— start —

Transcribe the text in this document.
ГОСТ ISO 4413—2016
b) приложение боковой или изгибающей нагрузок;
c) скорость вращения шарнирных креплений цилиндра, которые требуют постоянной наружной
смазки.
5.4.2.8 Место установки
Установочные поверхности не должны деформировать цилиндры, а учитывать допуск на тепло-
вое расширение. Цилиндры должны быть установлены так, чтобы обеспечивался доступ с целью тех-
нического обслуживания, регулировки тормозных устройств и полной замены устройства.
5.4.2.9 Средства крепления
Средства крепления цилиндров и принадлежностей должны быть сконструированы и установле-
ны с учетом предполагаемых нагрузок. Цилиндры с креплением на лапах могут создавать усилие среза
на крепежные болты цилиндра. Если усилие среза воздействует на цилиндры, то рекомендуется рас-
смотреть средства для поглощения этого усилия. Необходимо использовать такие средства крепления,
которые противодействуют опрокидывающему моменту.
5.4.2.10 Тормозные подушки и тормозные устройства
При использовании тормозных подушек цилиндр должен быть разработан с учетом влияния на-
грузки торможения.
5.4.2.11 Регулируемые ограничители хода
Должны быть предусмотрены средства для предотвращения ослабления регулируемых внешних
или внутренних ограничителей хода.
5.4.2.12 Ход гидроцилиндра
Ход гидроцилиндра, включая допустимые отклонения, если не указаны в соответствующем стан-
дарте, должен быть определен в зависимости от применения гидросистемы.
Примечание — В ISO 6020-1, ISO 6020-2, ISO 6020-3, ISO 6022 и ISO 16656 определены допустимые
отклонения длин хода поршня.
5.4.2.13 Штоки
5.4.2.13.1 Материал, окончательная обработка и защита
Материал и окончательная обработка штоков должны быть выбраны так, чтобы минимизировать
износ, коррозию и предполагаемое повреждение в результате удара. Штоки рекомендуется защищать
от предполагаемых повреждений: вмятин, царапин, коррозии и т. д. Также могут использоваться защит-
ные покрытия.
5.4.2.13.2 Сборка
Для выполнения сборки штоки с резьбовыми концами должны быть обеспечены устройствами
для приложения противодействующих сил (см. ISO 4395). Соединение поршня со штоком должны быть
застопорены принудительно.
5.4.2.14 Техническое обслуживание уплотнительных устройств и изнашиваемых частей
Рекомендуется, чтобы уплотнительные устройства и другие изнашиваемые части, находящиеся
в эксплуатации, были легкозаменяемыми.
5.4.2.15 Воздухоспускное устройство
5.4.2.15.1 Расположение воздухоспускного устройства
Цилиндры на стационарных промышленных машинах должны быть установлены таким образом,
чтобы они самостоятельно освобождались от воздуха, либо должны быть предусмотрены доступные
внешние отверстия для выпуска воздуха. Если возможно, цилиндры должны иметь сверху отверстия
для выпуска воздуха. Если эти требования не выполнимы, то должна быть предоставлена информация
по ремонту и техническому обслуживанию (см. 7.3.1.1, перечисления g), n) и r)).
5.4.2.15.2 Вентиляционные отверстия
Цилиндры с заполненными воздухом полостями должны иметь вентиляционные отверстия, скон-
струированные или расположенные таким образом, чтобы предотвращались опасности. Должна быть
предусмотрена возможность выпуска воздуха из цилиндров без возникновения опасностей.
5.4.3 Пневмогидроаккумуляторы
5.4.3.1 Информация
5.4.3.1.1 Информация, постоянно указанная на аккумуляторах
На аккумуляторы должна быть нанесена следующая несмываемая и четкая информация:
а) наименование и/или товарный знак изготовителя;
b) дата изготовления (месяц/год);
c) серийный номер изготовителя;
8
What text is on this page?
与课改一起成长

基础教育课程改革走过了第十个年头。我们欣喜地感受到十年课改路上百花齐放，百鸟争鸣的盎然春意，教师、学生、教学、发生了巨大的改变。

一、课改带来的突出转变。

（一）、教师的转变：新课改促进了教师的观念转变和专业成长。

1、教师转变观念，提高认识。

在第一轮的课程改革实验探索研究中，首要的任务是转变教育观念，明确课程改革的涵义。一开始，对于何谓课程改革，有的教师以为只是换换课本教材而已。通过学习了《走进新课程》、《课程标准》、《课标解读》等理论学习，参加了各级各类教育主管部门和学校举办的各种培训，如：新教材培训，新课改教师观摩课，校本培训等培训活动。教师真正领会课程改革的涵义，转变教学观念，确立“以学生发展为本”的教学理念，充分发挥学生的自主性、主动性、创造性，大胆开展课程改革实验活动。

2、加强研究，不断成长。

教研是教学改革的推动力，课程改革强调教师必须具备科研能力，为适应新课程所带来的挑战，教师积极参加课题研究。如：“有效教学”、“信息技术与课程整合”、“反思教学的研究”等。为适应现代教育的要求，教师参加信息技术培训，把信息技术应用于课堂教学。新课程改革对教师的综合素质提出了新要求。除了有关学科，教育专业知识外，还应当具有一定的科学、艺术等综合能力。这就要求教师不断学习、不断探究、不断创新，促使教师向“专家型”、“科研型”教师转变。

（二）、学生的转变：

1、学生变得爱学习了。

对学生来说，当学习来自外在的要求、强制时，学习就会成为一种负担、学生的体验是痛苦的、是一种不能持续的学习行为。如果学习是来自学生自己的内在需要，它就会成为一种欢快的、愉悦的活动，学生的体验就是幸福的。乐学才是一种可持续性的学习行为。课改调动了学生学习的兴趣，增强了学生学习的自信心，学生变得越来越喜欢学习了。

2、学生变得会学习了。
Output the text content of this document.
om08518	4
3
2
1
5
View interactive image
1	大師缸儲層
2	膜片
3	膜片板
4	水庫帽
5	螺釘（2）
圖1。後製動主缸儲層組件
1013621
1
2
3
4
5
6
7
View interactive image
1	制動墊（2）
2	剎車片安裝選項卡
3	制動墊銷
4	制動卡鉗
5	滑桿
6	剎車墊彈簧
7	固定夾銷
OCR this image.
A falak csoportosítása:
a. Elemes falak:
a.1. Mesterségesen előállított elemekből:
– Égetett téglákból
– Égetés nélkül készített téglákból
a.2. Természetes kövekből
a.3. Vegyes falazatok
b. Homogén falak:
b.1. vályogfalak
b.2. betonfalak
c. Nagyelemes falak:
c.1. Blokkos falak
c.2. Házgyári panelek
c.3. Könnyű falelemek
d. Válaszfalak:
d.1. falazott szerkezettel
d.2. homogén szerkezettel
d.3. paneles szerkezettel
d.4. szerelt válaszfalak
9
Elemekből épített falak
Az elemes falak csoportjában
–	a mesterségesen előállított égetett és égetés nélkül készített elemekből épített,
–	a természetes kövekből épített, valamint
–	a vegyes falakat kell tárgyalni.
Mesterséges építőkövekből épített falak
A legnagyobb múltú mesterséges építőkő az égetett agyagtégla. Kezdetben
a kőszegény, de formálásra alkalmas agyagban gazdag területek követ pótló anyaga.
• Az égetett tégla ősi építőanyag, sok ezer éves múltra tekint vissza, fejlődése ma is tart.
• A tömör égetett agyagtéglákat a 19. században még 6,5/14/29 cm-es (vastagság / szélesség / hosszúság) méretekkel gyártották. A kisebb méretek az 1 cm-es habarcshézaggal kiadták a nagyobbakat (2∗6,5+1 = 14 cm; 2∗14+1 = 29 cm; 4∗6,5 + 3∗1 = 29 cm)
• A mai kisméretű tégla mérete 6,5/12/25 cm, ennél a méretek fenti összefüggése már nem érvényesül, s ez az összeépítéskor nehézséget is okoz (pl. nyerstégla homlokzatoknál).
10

— end —

**Objective**
Read the data above. Pull out each line in which the string "цилиндров" appears.

**Exercise solution**
Средства крепления цилиндров и принадлежностей должны быть сконструированы и установле-
предусмотрена возможность выпуска воздуха из цилиндров без возникновения опасностей.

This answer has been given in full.